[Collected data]
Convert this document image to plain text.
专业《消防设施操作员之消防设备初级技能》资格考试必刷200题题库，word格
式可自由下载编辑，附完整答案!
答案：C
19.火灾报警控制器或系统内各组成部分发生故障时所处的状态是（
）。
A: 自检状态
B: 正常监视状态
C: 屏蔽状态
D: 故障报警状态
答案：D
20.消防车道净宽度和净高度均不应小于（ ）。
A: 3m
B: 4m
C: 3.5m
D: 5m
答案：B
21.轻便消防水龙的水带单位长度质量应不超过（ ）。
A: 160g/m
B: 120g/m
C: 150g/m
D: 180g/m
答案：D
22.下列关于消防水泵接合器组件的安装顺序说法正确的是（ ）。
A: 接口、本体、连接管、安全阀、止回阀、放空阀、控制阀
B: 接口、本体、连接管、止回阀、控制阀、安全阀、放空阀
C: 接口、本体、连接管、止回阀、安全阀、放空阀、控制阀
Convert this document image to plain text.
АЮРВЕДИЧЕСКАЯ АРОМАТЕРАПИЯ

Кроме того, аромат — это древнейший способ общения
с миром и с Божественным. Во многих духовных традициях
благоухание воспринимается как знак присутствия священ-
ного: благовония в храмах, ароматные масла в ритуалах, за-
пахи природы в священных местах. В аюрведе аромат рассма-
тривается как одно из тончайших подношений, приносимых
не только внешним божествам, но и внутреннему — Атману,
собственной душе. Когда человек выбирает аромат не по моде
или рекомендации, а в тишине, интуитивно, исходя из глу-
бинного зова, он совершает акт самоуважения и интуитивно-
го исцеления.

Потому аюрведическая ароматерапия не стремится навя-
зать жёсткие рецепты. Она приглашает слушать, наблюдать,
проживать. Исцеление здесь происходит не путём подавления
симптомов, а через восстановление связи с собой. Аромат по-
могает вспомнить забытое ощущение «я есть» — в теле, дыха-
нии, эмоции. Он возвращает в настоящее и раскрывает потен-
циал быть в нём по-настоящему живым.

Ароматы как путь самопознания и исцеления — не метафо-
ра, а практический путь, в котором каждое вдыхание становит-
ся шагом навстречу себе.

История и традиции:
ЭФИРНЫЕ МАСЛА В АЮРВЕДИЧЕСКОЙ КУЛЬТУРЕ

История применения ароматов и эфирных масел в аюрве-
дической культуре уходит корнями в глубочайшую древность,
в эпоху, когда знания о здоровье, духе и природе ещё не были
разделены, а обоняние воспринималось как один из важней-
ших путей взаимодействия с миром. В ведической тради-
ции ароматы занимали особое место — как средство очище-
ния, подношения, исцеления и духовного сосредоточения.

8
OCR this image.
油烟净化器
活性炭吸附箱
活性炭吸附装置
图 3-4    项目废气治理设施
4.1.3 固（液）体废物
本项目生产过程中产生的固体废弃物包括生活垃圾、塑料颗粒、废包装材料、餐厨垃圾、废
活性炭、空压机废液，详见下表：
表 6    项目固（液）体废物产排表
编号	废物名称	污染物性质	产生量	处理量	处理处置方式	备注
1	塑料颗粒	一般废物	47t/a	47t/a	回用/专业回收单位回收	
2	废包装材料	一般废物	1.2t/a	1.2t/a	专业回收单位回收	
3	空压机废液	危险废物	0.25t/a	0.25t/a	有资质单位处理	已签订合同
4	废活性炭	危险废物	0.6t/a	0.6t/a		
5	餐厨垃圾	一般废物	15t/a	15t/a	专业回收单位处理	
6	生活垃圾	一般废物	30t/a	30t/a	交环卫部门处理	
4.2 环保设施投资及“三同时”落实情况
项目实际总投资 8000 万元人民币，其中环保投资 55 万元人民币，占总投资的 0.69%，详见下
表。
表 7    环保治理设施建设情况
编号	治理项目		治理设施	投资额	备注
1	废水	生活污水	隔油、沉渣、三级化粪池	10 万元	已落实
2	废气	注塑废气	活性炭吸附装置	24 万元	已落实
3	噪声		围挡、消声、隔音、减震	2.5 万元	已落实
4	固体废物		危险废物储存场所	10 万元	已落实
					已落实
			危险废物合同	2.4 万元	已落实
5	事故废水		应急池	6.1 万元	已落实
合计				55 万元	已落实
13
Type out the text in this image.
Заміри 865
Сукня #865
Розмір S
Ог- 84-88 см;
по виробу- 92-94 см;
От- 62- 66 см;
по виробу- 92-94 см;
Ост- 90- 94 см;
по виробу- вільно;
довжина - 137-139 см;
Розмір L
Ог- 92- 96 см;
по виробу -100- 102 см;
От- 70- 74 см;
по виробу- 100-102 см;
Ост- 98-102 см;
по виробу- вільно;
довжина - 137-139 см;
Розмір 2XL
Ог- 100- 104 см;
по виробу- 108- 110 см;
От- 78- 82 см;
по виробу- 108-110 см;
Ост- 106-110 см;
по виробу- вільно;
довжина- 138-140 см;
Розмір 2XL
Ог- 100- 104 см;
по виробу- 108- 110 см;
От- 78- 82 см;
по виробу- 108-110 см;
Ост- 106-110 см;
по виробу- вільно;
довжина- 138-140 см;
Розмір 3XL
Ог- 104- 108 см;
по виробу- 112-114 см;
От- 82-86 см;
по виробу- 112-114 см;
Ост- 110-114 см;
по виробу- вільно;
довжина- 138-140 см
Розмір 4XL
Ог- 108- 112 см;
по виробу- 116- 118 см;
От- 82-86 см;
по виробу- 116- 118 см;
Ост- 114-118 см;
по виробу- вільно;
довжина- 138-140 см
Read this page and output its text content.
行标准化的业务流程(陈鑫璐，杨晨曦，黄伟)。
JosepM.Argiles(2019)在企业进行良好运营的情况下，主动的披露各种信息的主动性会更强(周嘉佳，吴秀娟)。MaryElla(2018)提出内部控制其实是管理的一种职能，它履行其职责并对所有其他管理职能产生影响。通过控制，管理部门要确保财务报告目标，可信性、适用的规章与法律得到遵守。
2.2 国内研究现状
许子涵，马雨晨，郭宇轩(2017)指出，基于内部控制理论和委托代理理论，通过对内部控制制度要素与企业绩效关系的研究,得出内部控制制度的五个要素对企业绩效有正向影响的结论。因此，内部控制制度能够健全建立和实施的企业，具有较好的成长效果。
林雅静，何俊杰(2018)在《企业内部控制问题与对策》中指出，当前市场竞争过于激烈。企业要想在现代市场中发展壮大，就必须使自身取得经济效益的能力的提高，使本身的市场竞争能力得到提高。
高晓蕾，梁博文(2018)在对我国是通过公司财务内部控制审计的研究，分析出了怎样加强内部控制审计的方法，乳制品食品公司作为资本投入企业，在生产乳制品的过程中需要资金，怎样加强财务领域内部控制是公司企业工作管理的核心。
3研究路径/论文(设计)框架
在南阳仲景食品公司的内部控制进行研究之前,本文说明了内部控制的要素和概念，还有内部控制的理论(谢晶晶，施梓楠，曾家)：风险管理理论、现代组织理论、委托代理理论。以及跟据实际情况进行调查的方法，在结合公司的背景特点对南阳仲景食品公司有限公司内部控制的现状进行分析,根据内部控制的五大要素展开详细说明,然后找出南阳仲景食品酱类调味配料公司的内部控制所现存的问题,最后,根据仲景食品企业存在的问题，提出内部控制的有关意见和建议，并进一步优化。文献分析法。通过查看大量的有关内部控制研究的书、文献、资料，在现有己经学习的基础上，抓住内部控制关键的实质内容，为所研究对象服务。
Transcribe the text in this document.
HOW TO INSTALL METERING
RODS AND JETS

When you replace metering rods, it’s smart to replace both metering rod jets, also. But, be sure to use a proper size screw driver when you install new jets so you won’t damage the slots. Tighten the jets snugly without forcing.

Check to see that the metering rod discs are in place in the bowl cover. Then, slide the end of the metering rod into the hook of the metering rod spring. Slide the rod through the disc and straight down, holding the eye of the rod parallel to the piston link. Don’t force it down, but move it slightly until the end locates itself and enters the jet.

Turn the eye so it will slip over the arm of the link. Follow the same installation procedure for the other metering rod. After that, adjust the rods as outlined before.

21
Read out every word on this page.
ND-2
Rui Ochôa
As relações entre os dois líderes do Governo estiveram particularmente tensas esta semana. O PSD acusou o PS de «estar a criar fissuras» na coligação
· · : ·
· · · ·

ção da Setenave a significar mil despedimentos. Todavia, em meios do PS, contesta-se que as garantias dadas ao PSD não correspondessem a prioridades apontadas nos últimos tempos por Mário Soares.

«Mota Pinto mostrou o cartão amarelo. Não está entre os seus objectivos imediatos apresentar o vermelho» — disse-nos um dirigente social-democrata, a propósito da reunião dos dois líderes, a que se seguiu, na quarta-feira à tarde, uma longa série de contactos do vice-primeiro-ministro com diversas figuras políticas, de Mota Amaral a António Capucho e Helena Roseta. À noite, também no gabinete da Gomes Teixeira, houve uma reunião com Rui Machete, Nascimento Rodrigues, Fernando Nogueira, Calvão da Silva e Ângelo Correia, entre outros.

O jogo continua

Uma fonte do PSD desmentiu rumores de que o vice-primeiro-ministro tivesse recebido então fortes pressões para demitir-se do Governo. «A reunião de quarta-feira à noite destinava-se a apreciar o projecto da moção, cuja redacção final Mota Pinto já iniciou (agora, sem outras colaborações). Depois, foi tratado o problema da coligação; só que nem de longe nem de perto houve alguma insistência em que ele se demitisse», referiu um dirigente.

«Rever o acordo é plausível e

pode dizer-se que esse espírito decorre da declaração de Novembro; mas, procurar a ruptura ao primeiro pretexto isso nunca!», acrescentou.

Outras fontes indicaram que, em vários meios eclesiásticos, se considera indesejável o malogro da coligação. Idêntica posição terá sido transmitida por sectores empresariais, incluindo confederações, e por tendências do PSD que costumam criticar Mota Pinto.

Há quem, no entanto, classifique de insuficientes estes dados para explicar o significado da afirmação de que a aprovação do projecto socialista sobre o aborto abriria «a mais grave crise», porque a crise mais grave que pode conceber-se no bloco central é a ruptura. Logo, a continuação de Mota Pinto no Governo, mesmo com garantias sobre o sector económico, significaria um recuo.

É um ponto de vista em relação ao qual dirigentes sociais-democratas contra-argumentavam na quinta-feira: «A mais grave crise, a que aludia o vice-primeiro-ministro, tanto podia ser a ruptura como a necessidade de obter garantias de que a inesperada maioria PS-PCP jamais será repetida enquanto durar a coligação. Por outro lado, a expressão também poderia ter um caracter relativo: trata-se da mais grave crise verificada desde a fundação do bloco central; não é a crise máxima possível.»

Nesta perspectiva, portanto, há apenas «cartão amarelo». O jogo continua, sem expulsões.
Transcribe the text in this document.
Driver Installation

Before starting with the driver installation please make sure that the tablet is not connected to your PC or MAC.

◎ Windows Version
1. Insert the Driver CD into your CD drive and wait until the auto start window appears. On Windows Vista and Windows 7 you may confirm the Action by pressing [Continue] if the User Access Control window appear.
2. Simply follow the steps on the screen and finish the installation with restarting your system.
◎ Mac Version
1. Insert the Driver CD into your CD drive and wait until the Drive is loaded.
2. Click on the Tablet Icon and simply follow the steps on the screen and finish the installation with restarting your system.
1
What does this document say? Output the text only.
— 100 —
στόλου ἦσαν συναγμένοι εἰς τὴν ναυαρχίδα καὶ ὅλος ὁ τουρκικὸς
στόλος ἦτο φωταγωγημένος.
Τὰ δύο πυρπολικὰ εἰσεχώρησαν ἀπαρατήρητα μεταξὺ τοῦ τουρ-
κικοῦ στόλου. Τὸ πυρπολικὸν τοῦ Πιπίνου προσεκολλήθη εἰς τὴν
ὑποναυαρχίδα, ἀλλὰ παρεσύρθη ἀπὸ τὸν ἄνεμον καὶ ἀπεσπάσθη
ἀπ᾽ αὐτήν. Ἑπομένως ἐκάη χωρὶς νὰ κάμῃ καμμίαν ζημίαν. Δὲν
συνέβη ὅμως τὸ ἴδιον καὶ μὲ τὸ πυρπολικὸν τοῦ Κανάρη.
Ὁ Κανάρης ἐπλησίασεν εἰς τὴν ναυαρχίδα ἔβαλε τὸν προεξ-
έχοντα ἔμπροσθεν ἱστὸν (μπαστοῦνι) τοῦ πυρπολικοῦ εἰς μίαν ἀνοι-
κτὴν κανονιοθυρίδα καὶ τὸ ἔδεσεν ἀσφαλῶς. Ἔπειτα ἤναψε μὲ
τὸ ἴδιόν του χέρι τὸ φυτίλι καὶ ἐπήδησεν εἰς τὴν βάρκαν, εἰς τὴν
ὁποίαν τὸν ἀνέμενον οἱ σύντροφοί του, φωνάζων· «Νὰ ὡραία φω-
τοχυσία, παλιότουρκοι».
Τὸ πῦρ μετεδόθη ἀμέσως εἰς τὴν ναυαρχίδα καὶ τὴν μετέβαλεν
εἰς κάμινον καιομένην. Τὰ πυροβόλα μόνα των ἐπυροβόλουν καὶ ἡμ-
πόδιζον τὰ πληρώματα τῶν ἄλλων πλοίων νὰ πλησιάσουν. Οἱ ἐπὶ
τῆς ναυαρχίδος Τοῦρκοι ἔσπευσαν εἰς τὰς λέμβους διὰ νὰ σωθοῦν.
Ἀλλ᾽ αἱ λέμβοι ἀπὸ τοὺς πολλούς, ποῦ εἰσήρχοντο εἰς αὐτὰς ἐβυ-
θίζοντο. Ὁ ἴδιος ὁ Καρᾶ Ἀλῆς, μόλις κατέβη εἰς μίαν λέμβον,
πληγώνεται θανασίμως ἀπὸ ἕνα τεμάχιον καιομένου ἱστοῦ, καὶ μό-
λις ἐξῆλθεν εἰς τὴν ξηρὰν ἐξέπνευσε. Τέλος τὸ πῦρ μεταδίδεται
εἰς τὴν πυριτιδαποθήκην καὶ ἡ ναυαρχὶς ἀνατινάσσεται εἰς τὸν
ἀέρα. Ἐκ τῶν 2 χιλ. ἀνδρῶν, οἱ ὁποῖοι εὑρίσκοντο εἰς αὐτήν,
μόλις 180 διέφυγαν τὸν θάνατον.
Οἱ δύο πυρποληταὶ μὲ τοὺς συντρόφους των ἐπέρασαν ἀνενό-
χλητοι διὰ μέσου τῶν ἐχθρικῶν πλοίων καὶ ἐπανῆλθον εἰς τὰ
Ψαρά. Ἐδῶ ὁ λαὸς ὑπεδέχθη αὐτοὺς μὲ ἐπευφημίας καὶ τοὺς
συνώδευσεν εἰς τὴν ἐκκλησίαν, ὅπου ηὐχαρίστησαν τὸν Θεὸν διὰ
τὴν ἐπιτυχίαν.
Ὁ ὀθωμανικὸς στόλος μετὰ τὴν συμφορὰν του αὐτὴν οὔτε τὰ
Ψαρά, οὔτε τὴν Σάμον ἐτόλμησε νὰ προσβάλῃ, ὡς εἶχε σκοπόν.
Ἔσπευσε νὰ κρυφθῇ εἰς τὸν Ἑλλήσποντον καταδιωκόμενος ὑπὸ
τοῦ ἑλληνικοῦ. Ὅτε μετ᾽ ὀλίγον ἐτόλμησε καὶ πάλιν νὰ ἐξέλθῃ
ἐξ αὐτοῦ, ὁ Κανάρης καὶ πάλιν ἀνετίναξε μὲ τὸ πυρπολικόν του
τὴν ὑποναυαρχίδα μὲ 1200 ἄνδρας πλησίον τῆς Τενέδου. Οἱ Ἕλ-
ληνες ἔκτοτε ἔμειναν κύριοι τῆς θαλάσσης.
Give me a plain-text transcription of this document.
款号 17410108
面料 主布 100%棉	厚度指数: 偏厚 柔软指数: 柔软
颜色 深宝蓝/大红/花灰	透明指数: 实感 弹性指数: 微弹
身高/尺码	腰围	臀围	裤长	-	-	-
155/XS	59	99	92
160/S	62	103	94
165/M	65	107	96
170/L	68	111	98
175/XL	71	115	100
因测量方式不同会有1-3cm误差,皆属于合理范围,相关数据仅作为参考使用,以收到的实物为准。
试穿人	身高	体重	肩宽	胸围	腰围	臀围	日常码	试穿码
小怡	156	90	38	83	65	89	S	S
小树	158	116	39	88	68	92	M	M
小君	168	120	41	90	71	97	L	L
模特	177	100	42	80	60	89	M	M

§ **TASK STATEMENT**: Search the data for the string "that" and copy each line where it appears.

§ **ANSWER IN FULL**:
Check to see that the metering rod discs are in place in the bowl cover. Then, slide the end of the metering rod into the hook of the metering rod spring. Slide the rod through the disc and straight down, holding the eye of the rod parallel to the piston link. Don’t force it down, but move it slightly until the end locates itself and enters the jet.
Turn the eye so it will slip over the arm of the link. Follow the same installation procedure for the other metering rod. After that, adjust the rods as outlined before.
Before starting with the driver installation please make sure that the tablet is not connected to your PC or MAC.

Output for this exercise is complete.